EXERCISE =>
Gather up all lines that carry the word "gyilkosság".

RECORDED INFORMATION =>
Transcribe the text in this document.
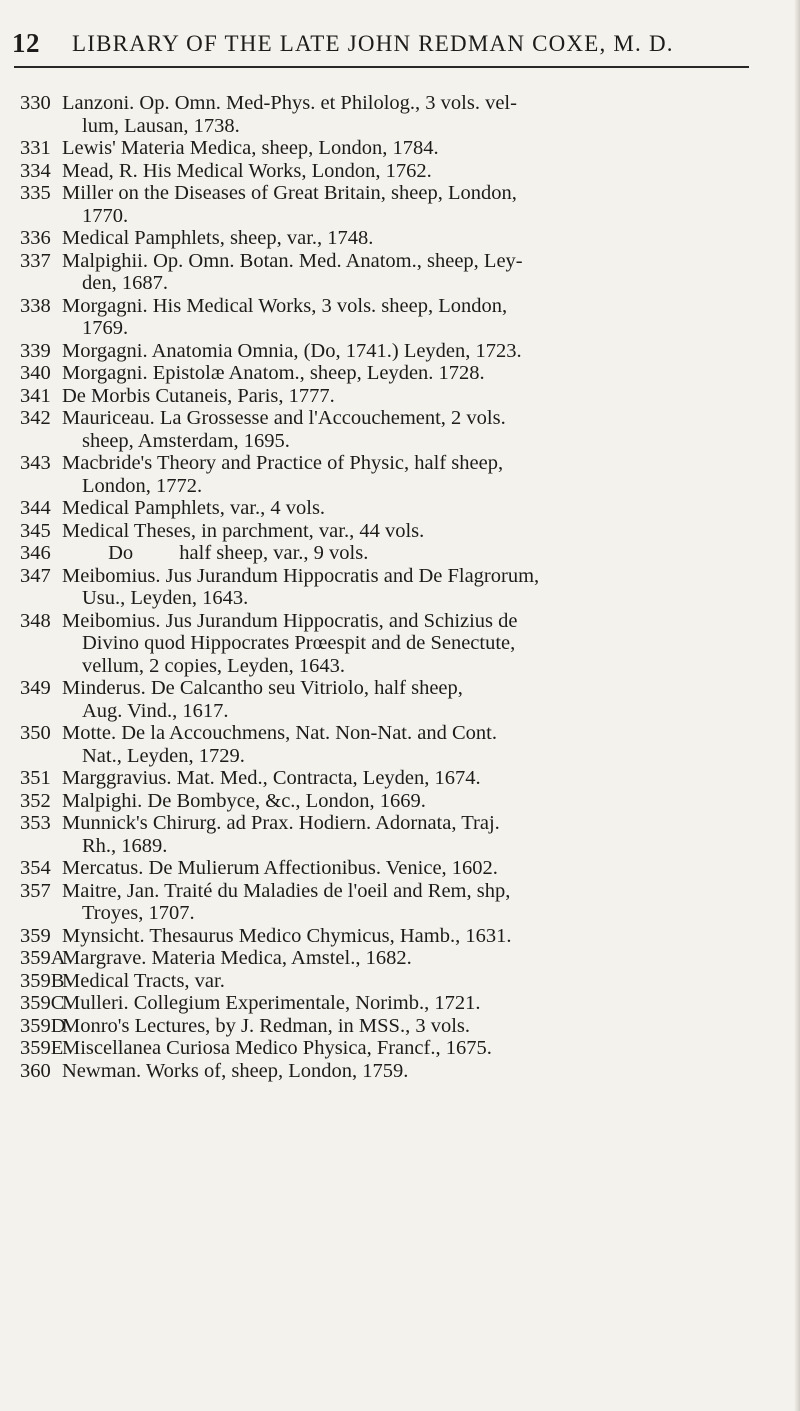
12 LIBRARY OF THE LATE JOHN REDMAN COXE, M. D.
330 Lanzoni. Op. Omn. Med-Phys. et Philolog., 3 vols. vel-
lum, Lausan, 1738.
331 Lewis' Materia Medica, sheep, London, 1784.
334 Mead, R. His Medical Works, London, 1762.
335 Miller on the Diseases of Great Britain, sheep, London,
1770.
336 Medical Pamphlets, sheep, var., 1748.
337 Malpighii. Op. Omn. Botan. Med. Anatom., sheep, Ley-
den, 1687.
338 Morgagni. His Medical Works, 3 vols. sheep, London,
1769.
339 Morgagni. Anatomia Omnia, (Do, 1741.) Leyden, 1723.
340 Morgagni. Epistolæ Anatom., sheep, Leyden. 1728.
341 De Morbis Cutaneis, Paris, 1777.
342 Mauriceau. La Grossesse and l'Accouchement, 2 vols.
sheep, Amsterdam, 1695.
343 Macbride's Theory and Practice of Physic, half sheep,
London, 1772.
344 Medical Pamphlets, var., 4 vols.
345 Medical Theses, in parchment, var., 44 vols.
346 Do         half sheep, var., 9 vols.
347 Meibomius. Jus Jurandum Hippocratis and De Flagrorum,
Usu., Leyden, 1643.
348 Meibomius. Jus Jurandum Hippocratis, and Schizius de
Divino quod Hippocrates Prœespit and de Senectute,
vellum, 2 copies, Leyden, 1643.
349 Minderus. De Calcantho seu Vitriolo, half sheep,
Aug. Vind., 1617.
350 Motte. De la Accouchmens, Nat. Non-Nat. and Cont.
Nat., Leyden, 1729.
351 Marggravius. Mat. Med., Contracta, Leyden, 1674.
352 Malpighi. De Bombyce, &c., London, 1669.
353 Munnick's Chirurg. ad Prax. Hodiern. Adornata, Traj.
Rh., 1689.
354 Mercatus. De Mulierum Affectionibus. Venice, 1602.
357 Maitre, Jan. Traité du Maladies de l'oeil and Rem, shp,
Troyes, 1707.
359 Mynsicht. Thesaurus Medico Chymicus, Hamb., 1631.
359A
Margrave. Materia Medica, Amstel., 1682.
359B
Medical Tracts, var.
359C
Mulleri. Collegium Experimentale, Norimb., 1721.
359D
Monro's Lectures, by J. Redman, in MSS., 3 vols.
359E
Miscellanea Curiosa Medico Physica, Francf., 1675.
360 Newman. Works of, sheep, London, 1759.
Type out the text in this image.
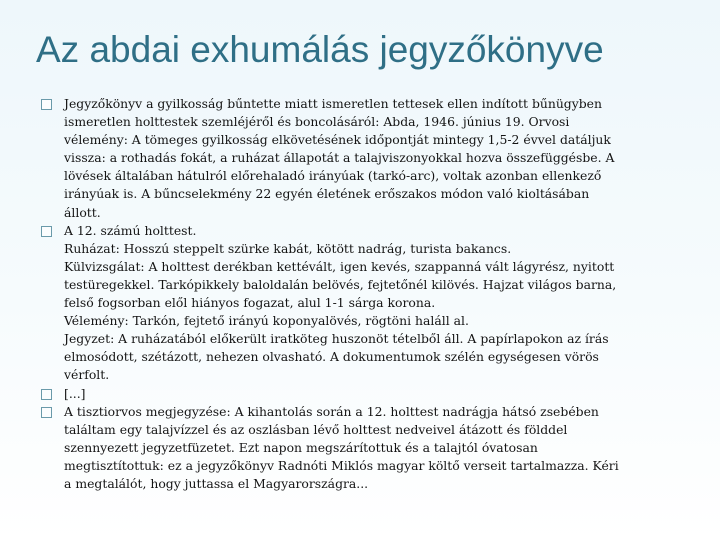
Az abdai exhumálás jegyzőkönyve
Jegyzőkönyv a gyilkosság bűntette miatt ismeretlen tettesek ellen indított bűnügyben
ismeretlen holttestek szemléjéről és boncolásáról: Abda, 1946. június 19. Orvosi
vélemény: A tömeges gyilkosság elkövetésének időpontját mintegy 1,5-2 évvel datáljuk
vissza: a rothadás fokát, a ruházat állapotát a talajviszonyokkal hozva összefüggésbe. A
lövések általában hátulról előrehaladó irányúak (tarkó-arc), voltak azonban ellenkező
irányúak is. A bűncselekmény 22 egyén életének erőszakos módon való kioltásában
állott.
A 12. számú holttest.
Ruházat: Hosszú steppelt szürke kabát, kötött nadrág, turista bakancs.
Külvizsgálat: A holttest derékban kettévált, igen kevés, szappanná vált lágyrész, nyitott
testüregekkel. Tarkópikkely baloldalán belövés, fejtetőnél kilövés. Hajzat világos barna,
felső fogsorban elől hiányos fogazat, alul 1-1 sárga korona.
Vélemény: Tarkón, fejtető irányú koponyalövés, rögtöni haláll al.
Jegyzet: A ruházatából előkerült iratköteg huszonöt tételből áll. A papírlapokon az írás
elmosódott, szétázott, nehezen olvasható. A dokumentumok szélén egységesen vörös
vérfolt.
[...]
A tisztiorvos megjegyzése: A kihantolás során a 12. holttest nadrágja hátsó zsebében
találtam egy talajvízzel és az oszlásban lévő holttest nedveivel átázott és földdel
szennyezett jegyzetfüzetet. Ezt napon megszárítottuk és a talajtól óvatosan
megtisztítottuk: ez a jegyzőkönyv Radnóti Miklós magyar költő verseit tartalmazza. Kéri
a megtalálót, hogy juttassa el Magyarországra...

* * *

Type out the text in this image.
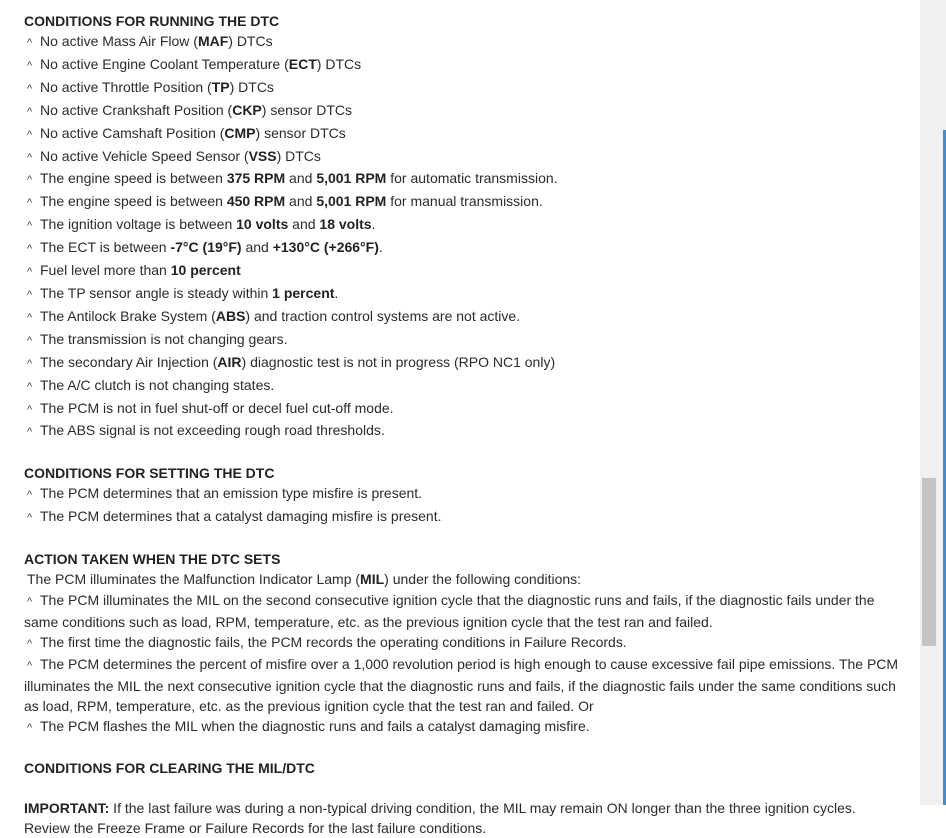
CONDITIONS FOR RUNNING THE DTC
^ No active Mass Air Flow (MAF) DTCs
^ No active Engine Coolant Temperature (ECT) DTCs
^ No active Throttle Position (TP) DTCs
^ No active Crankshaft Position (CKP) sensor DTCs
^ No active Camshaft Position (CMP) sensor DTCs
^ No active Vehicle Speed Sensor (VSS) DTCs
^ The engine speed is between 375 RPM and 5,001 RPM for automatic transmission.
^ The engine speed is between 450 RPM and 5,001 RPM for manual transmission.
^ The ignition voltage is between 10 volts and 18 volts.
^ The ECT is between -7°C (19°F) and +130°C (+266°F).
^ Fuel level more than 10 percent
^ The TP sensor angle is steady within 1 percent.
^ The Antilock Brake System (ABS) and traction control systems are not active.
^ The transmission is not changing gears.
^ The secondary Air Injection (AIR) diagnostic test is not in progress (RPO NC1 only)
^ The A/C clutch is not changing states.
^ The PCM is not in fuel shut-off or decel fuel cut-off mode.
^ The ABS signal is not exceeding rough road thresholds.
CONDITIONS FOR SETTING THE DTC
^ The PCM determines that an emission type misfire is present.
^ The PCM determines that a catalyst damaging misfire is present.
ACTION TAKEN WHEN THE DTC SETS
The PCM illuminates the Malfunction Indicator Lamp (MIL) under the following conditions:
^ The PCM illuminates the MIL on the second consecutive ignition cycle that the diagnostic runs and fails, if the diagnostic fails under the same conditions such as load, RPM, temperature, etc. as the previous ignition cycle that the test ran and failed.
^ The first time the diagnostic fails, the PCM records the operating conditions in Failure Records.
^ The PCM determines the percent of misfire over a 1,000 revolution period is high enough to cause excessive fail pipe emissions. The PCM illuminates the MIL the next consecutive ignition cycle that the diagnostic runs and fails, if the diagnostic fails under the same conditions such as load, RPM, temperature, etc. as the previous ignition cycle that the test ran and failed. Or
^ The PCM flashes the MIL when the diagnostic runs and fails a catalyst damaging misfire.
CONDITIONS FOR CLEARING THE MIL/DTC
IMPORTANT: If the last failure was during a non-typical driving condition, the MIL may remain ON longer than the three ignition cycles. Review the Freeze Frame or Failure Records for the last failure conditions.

EXERCISE ANSWER =>
Jegyzőkönyv a gyilkosság bűntette miatt ismeretlen tettesek ellen indított bűnügyben
vélemény: A tömeges gyilkosság elkövetésének időpontját mintegy 1,5-2 évvel datáljuk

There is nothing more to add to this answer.